■ **What this task involves**
Look through the lines below and extract any with the word "JSON".

■ **Recorded data**
>>>

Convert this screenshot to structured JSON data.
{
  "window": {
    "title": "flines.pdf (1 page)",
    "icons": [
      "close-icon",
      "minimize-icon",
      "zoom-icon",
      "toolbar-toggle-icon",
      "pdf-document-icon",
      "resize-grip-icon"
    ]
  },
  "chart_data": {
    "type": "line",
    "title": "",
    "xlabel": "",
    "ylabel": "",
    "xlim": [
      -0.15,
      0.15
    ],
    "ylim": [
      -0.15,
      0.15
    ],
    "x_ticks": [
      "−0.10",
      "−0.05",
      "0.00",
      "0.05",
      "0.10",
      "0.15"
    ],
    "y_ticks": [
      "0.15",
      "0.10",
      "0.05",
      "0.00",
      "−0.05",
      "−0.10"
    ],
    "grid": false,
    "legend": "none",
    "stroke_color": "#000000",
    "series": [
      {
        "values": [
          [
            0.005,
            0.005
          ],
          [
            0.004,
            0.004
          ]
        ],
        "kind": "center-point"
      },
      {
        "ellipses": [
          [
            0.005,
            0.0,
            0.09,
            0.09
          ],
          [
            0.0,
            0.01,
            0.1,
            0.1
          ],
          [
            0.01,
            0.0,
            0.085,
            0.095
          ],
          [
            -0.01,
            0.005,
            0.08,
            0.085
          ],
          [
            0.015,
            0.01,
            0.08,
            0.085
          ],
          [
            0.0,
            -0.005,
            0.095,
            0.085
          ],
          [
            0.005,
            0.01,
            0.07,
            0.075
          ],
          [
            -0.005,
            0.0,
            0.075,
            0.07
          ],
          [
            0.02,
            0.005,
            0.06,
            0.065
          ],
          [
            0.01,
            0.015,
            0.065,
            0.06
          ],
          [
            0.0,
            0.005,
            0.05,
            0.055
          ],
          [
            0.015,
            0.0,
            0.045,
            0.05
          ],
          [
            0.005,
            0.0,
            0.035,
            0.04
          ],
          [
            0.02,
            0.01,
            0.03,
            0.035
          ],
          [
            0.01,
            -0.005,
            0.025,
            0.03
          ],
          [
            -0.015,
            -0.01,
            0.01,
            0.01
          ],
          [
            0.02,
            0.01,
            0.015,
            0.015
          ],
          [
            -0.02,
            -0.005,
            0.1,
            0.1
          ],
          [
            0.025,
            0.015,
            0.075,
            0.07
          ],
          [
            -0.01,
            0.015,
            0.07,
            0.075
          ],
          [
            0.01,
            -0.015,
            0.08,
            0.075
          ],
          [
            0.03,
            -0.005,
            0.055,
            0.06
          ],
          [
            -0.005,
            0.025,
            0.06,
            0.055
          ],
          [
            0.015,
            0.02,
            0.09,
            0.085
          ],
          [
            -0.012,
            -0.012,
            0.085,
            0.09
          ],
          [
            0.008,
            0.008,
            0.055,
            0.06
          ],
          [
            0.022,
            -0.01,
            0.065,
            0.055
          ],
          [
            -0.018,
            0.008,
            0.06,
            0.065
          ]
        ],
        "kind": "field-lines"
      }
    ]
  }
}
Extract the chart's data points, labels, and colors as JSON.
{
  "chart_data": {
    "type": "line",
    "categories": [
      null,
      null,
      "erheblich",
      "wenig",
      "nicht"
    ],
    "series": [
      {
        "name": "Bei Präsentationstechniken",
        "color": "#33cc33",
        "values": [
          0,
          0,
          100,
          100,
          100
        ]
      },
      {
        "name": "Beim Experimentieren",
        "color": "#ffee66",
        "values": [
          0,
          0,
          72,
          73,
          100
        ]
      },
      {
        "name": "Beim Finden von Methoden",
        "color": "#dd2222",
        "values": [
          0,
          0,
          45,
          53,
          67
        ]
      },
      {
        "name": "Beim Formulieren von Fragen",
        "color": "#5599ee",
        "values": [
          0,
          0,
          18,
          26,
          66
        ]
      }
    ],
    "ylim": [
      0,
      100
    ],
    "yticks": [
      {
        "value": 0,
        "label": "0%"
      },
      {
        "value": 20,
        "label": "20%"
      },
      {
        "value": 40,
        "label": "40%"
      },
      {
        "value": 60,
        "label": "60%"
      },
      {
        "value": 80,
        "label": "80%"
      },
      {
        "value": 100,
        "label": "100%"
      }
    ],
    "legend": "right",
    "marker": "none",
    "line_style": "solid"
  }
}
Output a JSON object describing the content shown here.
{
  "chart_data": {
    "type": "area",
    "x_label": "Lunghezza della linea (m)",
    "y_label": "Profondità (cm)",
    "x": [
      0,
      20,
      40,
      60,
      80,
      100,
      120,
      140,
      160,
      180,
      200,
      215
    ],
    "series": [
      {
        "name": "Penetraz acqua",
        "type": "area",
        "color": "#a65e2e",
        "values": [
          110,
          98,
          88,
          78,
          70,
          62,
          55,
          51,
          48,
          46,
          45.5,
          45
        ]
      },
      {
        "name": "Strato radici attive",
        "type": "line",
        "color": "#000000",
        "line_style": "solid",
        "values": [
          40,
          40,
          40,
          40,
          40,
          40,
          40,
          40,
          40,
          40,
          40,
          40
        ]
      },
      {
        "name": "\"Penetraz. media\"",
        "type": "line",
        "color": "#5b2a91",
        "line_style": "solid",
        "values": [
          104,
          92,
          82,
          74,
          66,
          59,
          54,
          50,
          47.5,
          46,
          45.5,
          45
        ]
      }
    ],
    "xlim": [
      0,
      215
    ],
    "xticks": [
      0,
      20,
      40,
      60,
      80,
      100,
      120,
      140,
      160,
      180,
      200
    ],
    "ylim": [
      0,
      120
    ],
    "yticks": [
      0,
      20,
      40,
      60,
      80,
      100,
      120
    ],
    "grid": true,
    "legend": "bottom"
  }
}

<<<

■ **Task output**
Convert this screenshot to structured JSON data.
Extract the chart's data points, labels, and colors as JSON.
Output a JSON object describing the content shown here.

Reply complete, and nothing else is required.